-- Job --
Copy all lines of the listing that include the string "user".

-- Extracted entries --
== == ==

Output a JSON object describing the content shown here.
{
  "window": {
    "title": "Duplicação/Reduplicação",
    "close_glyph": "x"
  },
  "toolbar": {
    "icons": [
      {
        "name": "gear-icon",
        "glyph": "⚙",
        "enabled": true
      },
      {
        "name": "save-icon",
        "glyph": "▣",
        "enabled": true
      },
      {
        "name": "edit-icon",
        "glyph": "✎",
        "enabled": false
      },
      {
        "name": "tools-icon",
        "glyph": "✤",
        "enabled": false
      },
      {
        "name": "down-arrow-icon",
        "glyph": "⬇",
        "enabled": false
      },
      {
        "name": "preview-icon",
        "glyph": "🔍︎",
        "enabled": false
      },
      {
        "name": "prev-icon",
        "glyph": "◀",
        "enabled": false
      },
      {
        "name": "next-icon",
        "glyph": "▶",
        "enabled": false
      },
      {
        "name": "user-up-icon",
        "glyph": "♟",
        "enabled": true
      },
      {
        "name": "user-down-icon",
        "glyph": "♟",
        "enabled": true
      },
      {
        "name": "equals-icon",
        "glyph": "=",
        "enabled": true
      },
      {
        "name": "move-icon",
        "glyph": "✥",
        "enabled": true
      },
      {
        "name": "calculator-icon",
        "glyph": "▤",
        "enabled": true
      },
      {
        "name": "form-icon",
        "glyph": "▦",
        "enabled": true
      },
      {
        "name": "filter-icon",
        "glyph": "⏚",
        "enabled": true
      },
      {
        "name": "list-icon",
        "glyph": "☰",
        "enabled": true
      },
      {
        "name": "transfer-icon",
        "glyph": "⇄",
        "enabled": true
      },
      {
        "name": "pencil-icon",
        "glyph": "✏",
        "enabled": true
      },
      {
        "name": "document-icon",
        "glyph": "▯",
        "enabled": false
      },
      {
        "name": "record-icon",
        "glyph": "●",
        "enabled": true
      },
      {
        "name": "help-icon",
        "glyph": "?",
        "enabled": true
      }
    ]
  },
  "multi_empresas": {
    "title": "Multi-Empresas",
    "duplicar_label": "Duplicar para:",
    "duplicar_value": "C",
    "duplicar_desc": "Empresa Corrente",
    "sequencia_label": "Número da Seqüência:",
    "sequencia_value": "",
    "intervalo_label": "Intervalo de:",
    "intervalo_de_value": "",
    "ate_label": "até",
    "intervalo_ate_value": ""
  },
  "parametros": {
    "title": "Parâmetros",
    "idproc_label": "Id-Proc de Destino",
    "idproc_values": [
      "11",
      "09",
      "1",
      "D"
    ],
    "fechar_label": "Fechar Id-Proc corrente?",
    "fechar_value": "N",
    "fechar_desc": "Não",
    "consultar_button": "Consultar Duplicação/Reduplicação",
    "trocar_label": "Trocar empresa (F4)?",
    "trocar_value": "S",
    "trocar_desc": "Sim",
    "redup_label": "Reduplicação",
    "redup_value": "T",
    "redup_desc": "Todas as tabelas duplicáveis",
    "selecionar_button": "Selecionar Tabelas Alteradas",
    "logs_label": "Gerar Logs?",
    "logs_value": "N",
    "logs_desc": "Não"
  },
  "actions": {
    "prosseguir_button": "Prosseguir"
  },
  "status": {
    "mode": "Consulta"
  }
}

== == ==

-- Correct result --
        "name": "user-up-icon",
        "name": "user-down-icon",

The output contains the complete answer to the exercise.